EXERCISE TASK: Make an exact copy of all the entries below, with the pictures left out.

PROVIDED MATERIAL:
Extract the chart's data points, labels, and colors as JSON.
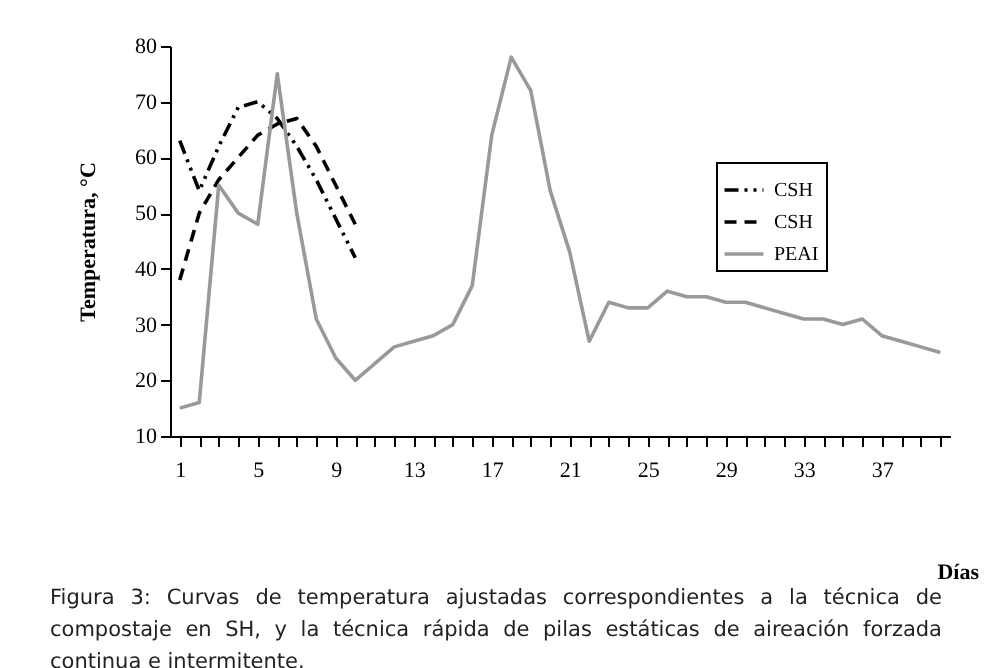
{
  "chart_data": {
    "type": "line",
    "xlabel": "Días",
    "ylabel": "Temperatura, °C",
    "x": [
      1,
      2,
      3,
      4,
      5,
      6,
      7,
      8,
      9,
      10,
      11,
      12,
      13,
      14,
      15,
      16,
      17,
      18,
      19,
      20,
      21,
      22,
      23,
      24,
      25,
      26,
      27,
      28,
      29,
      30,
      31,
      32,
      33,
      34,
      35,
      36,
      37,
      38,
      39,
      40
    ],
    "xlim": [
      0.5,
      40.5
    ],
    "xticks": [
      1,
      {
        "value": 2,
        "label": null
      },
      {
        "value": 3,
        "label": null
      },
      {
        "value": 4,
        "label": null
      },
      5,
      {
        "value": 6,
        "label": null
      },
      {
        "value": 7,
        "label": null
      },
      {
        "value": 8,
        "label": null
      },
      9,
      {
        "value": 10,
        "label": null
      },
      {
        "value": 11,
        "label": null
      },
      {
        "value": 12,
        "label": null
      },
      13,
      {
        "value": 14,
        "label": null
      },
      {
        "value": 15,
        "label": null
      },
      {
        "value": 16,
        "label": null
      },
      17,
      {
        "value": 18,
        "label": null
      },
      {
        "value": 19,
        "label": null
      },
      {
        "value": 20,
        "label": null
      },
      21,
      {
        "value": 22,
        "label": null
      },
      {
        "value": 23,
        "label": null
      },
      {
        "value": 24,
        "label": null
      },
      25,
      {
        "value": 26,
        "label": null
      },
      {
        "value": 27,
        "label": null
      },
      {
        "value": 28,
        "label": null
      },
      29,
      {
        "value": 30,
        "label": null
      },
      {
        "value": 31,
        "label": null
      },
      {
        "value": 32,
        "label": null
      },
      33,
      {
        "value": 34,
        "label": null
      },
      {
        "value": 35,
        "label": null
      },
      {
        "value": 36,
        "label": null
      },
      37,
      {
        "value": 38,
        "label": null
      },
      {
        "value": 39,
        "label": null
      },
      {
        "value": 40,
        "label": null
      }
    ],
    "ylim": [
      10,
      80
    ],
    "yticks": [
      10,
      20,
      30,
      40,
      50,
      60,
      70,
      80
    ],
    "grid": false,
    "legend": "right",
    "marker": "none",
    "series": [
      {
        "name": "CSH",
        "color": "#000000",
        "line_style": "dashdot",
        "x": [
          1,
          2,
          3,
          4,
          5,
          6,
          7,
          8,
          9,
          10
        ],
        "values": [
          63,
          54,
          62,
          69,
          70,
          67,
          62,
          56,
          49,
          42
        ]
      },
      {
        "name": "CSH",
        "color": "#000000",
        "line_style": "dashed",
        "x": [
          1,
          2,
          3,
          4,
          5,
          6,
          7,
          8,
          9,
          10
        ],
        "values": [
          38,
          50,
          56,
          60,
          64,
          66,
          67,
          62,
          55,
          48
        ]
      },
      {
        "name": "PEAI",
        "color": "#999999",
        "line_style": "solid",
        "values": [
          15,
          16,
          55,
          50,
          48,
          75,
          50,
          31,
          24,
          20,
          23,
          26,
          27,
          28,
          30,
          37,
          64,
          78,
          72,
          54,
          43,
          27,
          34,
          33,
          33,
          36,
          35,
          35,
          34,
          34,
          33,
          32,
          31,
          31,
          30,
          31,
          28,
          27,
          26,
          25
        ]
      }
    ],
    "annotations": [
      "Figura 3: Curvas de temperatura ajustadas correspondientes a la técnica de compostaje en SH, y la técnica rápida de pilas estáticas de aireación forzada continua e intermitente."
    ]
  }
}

ANSWER TO THE TASK:
Extract the chart's data points, labels, and colors as JSON.
{
  "chart_data": {
    "type": "line",
    "xlabel": "Días",
    "ylabel": "Temperatura, °C",
    "x": [
      1,
      2,
      3,
      4,
      5,
      6,
      7,
      8,
      9,
      10,
      11,
      12,
      13,
      14,
      15,
      16,
      17,
      18,
      19,
      20,
      21,
      22,
      23,
      24,
      25,
      26,
      27,
      28,
      29,
      30,
      31,
      32,
      33,
      34,
      35,
      36,
      37,
      38,
      39,
      40
    ],
    "xlim": [
      0.5,
      40.5
    ],
    "xticks": [
      1,
      {
        "value": 2,
        "label": null
      },
      {
        "value": 3,
        "label": null
      },
      {
        "value": 4,
        "label": null
      },
      5,
      {
        "value": 6,
        "label": null
      },
      {
        "value": 7,
        "label": null
      },
      {
        "value": 8,
        "label": null
      },
      9,
      {
        "value": 10,
        "label": null
      },
      {
        "value": 11,
        "label": null
      },
      {
        "value": 12,
        "label": null
      },
      13,
      {
        "value": 14,
        "label": null
      },
      {
        "value": 15,
        "label": null
      },
      {
        "value": 16,
        "label": null
      },
      17,
      {
        "value": 18,
        "label": null
      },
      {
        "value": 19,
        "label": null
      },
      {
        "value": 20,
        "label": null
      },
      21,
      {
        "value": 22,
        "label": null
      },
      {
        "value": 23,
        "label": null
      },
      {
        "value": 24,
        "label": null
      },
      25,
      {
        "value": 26,
        "label": null
      },
      {
        "value": 27,
        "label": null
      },
      {
        "value": 28,
        "label": null
      },
      29,
      {
        "value": 30,
        "label": null
      },
      {
        "value": 31,
        "label": null
      },
      {
        "value": 32,
        "label": null
      },
      33,
      {
        "value": 34,
        "label": null
      },
      {
        "value": 35,
        "label": null
      },
      {
        "value": 36,
        "label": null
      },
      37,
      {
        "value": 38,
        "label": null
      },
      {
        "value": 39,
        "label": null
      },
      {
        "value": 40,
        "label": null
      }
    ],
    "ylim": [
      10,
      80
    ],
    "yticks": [
      10,
      20,
      30,
      40,
      50,
      60,
      70,
      80
    ],
    "grid": false,
    "legend": "right",
    "marker": "none",
    "series": [
      {
        "name": "CSH",
        "color": "#000000",
        "line_style": "dashdot",
        "x": [
          1,
          2,
          3,
          4,
          5,
          6,
          7,
          8,
          9,
          10
        ],
        "values": [
          63,
          54,
          62,
          69,
          70,
          67,
          62,
          56,
          49,
          42
        ]
      },
      {
        "name": "CSH",
        "color": "#000000",
        "line_style": "dashed",
        "x": [
          1,
          2,
          3,
          4,
          5,
          6,
          7,
          8,
          9,
          10
        ],
        "values": [
          38,
          50,
          56,
          60,
          64,
          66,
          67,
          62,
          55,
          48
        ]
      },
      {
        "name": "PEAI",
        "color": "#999999",
        "line_style": "solid",
        "values": [
          15,
          16,
          55,
          50,
          48,
          75,
          50,
          31,
          24,
          20,
          23,
          26,
          27,
          28,
          30,
          37,
          64,
          78,
          72,
          54,
          43,
          27,
          34,
          33,
          33,
          36,
          35,
          35,
          34,
          34,
          33,
          32,
          31,
          31,
          30,
          31,
          28,
          27,
          26,
          25
        ]
      }
    ],
    "annotations": [
      "Figura 3: Curvas de temperatura ajustadas correspondientes a la técnica de compostaje en SH, y la técnica rápida de pilas estáticas de aireación forzada continua e intermitente."
    ]
  }
}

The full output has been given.